--- Begin Input data ---

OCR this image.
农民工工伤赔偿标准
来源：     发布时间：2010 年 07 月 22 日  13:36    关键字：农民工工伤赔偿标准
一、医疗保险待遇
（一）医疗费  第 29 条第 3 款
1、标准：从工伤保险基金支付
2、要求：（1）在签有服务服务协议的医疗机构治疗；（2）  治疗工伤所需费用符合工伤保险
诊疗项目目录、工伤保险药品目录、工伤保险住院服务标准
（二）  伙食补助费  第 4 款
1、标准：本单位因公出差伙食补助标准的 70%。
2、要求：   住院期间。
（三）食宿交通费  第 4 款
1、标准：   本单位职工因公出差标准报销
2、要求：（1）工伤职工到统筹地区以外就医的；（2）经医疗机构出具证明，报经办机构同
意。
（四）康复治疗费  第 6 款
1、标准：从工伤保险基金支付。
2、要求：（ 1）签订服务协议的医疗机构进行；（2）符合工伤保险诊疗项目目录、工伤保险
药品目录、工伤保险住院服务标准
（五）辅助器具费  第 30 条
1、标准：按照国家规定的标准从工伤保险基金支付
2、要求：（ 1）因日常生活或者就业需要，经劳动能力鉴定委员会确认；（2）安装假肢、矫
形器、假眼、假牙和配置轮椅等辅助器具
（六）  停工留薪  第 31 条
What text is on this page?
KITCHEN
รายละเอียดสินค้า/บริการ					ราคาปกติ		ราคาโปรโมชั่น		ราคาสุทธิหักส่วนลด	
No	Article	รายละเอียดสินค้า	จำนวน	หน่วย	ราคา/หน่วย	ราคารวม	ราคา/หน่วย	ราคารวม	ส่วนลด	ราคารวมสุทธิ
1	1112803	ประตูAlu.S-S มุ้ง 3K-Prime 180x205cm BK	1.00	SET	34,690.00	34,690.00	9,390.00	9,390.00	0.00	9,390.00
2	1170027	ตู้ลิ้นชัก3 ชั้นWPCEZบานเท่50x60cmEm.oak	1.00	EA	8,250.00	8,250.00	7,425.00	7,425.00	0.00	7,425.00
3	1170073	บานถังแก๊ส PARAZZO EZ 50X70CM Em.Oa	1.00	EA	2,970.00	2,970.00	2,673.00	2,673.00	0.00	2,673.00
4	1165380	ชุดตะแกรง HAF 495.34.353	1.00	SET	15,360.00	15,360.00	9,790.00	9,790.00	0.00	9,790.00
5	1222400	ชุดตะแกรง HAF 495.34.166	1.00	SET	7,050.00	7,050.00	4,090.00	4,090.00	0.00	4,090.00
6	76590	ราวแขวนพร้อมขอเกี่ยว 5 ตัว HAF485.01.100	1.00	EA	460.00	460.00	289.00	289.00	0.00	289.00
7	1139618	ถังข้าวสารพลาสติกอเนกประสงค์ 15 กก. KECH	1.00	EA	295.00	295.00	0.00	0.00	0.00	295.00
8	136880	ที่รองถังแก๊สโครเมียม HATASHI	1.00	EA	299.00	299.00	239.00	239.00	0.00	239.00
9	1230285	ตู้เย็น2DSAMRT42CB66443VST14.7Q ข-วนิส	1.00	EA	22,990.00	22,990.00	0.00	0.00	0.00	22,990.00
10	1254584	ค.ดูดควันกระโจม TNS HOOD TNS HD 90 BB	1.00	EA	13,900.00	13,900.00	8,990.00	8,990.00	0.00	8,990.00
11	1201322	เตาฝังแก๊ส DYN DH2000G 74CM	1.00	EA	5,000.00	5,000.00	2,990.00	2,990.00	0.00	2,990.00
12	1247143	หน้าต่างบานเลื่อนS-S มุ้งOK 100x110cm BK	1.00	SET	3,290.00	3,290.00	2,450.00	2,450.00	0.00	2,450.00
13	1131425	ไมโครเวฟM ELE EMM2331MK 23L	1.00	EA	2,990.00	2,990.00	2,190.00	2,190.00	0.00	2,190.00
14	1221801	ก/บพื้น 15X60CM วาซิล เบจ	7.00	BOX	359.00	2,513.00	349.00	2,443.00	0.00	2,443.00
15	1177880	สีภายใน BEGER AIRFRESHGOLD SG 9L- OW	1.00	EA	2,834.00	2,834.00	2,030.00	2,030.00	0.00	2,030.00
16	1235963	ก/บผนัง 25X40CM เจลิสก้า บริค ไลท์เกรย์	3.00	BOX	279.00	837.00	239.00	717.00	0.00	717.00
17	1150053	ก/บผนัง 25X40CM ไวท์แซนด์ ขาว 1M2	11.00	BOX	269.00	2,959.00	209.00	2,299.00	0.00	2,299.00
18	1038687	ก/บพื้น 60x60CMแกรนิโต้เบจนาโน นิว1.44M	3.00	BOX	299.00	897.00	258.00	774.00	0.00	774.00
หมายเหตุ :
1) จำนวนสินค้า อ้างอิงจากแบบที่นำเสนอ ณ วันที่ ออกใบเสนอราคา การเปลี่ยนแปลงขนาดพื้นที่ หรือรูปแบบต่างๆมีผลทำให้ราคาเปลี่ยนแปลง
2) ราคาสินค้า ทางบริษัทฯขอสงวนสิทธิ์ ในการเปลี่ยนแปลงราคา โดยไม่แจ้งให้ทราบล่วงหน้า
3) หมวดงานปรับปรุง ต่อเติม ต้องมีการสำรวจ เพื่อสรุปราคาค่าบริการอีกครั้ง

--- End Input data ---

▶ Objective: Tally the lines of the records holding the word "รายละเอ", then state only the tally.

▶ Solution: 2